• What is expected: Select every line below containing the word "osobą".

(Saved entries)
####################

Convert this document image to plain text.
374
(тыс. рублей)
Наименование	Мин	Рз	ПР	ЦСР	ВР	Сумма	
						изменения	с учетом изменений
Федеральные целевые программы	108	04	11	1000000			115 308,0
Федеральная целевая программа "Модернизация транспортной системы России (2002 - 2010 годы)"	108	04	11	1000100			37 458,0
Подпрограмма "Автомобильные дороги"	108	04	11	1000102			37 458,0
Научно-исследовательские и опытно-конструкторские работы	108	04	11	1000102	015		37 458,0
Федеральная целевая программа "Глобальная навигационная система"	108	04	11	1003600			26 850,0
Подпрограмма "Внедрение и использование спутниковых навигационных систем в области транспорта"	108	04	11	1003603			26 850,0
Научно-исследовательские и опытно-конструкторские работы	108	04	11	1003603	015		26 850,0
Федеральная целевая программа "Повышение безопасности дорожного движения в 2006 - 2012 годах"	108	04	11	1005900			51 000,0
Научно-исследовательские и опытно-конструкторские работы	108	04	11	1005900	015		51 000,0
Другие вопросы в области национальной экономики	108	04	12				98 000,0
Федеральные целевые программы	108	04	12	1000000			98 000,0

####################

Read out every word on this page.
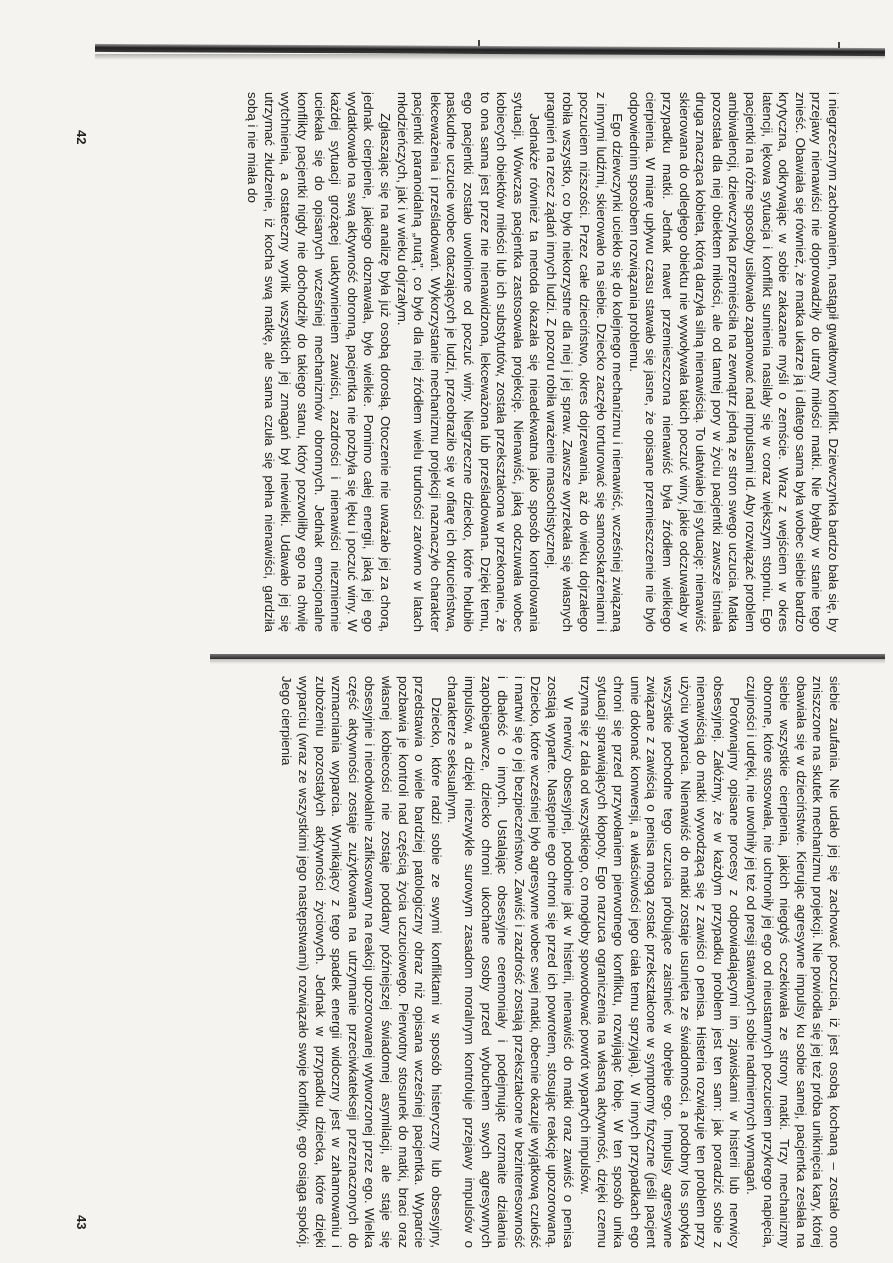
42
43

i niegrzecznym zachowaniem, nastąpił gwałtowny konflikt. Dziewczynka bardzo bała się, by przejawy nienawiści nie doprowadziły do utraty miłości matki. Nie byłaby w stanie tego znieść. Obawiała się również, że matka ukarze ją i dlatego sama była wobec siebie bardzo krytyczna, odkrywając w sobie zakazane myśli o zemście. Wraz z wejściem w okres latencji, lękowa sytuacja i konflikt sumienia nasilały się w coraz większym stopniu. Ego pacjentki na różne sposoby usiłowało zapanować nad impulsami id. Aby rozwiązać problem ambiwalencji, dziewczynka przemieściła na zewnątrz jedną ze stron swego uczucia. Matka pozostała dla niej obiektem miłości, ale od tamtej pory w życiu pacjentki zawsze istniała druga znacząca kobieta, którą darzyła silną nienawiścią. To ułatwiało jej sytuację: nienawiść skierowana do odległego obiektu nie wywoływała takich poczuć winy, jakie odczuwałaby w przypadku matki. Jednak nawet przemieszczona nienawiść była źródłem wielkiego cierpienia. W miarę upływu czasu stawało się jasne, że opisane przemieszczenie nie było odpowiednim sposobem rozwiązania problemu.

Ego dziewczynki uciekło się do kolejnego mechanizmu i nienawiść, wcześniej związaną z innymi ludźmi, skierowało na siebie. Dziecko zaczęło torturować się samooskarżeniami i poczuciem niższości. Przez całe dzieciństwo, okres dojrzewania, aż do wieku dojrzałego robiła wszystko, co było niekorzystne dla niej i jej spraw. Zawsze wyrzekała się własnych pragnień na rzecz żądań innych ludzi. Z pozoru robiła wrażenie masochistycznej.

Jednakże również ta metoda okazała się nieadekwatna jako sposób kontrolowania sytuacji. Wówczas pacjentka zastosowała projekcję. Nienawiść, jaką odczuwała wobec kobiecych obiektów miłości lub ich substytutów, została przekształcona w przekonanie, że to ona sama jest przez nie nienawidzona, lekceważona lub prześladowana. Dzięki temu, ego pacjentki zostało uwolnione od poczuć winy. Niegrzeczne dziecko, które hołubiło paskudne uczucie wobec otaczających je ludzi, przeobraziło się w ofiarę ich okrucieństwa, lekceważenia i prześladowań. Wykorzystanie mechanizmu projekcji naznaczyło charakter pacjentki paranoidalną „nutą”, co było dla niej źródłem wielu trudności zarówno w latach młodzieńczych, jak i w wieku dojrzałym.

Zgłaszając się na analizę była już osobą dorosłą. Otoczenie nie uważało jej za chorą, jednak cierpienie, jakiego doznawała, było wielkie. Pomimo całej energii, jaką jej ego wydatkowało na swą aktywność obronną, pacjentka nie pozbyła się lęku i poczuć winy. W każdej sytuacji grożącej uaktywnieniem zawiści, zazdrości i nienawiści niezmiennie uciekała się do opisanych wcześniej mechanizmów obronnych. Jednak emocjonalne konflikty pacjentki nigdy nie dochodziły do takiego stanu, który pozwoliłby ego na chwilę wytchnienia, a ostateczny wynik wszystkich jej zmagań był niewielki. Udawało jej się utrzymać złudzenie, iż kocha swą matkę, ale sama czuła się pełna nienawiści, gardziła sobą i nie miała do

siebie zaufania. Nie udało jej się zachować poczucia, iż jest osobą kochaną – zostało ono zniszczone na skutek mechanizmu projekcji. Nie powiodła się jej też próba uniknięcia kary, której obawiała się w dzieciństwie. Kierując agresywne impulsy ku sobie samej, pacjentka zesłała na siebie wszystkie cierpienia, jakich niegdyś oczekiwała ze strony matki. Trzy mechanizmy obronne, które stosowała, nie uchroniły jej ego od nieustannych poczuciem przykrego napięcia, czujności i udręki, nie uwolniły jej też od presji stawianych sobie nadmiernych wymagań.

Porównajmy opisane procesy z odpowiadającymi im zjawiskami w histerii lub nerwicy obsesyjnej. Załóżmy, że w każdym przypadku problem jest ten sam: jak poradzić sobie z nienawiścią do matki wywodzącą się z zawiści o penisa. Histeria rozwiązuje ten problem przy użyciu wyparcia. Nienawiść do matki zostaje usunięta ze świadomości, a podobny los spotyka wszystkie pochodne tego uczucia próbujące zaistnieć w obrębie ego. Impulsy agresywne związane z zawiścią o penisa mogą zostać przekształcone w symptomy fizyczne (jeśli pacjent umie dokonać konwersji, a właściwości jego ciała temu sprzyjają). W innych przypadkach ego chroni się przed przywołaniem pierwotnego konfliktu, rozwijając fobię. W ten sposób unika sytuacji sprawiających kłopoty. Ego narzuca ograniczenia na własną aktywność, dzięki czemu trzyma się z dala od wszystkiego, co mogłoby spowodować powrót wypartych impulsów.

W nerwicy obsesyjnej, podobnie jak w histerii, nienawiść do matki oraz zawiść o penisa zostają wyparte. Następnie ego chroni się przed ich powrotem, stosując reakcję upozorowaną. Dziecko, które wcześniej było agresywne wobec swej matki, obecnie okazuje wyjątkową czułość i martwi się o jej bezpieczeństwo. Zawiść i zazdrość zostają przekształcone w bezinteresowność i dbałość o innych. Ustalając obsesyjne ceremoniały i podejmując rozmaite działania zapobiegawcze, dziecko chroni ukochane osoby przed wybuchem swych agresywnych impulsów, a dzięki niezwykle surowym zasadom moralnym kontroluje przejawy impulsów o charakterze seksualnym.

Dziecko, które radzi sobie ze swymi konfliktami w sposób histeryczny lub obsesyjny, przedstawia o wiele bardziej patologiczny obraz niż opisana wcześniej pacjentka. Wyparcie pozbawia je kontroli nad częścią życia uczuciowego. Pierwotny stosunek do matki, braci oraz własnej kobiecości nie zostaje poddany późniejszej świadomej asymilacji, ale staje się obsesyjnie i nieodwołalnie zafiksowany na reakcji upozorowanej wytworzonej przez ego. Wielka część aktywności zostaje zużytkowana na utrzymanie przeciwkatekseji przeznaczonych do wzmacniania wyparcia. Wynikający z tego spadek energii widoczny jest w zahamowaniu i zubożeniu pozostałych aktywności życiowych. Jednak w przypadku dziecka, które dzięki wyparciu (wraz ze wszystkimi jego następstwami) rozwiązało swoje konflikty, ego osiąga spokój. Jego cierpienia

####################

• Exercise answer:
Zgłaszając się na analizę była już osobą dorosłą. Otoczenie nie uważało jej za chorą, jednak cierpienie, jakiego doznawała, było wielkie. Pomimo całej energii, jaką jej ego wydatkowało na swą aktywność obronną, pacjentka nie pozbyła się lęku i poczuć winy. W każdej sytuacji grożącej uaktywnieniem zawiści, zazdrości i nienawiści niezmiennie uciekała się do opisanych wcześniej mechanizmów obronnych. Jednak emocjonalne konflikty pacjentki nigdy nie dochodziły do takiego stanu, który pozwoliłby ego na chwilę wytchnienia, a ostateczny wynik wszystkich jej zmagań był niewielki. Udawało jej się utrzymać złudzenie, iż kocha swą matkę, ale sama czuła się pełna nienawiści, gardziła sobą i nie miała do
siebie zaufania. Nie udało jej się zachować poczucia, iż jest osobą kochaną – zostało ono zniszczone na skutek mechanizmu projekcji. Nie powiodła się jej też próba uniknięcia kary, której obawiała się w dzieciństwie. Kierując agresywne impulsy ku sobie samej, pacjentka zesłała na siebie wszystkie cierpienia, jakich niegdyś oczekiwała ze strony matki. Trzy mechanizmy obronne, które stosowała, nie uchroniły jej ego od nieustannych poczuciem przykrego napięcia, czujności i udręki, nie uwolniły jej też od presji stawianych sobie nadmiernych wymagań.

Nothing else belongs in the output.